■ Material for this exercise ■

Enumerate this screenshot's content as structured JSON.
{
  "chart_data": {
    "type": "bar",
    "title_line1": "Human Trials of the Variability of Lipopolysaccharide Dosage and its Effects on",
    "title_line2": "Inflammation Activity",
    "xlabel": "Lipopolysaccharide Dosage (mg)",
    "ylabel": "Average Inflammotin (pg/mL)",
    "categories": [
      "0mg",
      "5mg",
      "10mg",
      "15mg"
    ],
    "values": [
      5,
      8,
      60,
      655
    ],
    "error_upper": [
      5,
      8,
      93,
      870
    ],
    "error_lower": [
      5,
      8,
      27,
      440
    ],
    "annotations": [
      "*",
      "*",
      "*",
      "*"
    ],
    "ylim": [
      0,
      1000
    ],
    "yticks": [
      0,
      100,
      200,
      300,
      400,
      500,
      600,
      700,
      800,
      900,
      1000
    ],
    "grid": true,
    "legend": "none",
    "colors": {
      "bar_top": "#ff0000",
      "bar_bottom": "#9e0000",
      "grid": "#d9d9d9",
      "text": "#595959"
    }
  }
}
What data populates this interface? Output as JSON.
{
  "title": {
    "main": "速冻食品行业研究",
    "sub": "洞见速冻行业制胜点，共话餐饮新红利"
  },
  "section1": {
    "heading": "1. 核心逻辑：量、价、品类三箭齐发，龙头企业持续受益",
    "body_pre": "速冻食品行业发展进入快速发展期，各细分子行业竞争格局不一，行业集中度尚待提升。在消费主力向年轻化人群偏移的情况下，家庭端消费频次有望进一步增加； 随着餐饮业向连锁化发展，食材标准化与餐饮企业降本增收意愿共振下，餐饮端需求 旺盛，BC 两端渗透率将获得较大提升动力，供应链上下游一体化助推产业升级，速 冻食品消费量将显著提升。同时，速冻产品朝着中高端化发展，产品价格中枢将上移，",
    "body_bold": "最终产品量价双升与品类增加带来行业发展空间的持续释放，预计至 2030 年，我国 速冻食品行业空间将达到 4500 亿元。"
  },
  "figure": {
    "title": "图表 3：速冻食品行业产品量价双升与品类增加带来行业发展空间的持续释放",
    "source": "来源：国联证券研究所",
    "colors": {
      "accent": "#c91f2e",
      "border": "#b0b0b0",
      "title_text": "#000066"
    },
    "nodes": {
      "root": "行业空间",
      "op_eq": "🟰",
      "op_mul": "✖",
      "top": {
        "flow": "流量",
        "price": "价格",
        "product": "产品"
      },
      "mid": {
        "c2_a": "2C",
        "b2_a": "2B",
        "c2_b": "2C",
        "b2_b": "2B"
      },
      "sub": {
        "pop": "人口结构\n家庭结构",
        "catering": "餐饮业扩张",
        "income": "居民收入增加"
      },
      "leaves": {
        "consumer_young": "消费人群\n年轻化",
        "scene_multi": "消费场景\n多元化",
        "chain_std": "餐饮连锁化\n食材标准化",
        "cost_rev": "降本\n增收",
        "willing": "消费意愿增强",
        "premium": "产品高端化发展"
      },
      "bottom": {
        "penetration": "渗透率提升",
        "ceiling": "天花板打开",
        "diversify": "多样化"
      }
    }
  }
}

■ Direction ■
Pick out the lines above containing the word "JSON", then copy them.

■ Answer for the task ■
Enumerate this screenshot's content as structured JSON.
What data populates this interface? Output as JSON.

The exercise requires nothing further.